[Recorded data]
########################################

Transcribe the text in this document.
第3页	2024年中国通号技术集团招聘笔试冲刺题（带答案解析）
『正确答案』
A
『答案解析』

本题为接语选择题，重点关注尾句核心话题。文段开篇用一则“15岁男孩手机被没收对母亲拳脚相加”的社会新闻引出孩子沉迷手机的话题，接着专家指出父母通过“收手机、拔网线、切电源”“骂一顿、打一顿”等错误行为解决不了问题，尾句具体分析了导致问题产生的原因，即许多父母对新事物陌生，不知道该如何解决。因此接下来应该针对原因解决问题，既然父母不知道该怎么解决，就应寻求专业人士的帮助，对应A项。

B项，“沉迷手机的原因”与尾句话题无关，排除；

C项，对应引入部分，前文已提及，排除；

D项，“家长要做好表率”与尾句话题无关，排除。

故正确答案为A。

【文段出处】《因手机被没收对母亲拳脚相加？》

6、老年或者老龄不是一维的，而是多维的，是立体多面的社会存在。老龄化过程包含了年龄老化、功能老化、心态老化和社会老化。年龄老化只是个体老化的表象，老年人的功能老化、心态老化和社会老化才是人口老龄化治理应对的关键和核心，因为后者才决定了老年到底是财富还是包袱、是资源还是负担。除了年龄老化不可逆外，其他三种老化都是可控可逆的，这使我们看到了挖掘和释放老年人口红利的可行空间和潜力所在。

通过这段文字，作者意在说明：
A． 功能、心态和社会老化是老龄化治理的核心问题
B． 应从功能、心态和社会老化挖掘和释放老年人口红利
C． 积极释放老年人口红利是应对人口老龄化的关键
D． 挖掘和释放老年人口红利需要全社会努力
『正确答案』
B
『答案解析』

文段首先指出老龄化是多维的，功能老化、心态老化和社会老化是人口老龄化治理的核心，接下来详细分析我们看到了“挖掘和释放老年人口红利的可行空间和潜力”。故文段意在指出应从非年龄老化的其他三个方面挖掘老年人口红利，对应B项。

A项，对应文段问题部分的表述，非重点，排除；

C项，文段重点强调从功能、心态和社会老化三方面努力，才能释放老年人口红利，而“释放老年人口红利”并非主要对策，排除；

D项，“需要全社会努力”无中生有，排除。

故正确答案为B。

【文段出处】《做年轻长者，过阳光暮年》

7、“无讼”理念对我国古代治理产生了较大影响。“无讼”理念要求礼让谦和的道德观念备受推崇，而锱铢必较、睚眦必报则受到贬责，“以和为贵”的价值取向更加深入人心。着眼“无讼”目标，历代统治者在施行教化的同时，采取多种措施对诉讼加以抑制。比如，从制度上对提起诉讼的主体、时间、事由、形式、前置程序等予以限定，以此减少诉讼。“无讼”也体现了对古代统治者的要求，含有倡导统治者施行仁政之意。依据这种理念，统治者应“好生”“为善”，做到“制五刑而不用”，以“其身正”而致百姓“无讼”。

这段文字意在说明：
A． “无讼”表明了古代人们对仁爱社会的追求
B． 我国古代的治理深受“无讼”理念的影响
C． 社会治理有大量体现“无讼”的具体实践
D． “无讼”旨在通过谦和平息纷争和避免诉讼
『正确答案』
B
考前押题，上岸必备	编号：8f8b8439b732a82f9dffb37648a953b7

########################################

## What this task involves:
Print out every record again, exactly and in full.

## Full solution:
Transcribe the text in this document.
第3页	2024年中国通号技术集团招聘笔试冲刺题（带答案解析）
『正确答案』
A
『答案解析』

本题为接语选择题，重点关注尾句核心话题。文段开篇用一则“15岁男孩手机被没收对母亲拳脚相加”的社会新闻引出孩子沉迷手机的话题，接着专家指出父母通过“收手机、拔网线、切电源”“骂一顿、打一顿”等错误行为解决不了问题，尾句具体分析了导致问题产生的原因，即许多父母对新事物陌生，不知道该如何解决。因此接下来应该针对原因解决问题，既然父母不知道该怎么解决，就应寻求专业人士的帮助，对应A项。

B项，“沉迷手机的原因”与尾句话题无关，排除；

C项，对应引入部分，前文已提及，排除；

D项，“家长要做好表率”与尾句话题无关，排除。

故正确答案为A。

【文段出处】《因手机被没收对母亲拳脚相加？》

6、老年或者老龄不是一维的，而是多维的，是立体多面的社会存在。老龄化过程包含了年龄老化、功能老化、心态老化和社会老化。年龄老化只是个体老化的表象，老年人的功能老化、心态老化和社会老化才是人口老龄化治理应对的关键和核心，因为后者才决定了老年到底是财富还是包袱、是资源还是负担。除了年龄老化不可逆外，其他三种老化都是可控可逆的，这使我们看到了挖掘和释放老年人口红利的可行空间和潜力所在。

通过这段文字，作者意在说明：
A． 功能、心态和社会老化是老龄化治理的核心问题
B． 应从功能、心态和社会老化挖掘和释放老年人口红利
C． 积极释放老年人口红利是应对人口老龄化的关键
D． 挖掘和释放老年人口红利需要全社会努力
『正确答案』
B
『答案解析』

文段首先指出老龄化是多维的，功能老化、心态老化和社会老化是人口老龄化治理的核心，接下来详细分析我们看到了“挖掘和释放老年人口红利的可行空间和潜力”。故文段意在指出应从非年龄老化的其他三个方面挖掘老年人口红利，对应B项。

A项，对应文段问题部分的表述，非重点，排除；

C项，文段重点强调从功能、心态和社会老化三方面努力，才能释放老年人口红利，而“释放老年人口红利”并非主要对策，排除；

D项，“需要全社会努力”无中生有，排除。

故正确答案为B。

【文段出处】《做年轻长者，过阳光暮年》

7、“无讼”理念对我国古代治理产生了较大影响。“无讼”理念要求礼让谦和的道德观念备受推崇，而锱铢必较、睚眦必报则受到贬责，“以和为贵”的价值取向更加深入人心。着眼“无讼”目标，历代统治者在施行教化的同时，采取多种措施对诉讼加以抑制。比如，从制度上对提起诉讼的主体、时间、事由、形式、前置程序等予以限定，以此减少诉讼。“无讼”也体现了对古代统治者的要求，含有倡导统治者施行仁政之意。依据这种理念，统治者应“好生”“为善”，做到“制五刑而不用”，以“其身正”而致百姓“无讼”。

这段文字意在说明：
A． “无讼”表明了古代人们对仁爱社会的追求
B． 我国古代的治理深受“无讼”理念的影响
C． 社会治理有大量体现“无讼”的具体实践
D． “无讼”旨在通过谦和平息纷争和避免诉讼
『正确答案』
B
考前押题，上岸必备	编号：8f8b8439b732a82f9dffb37648a953b7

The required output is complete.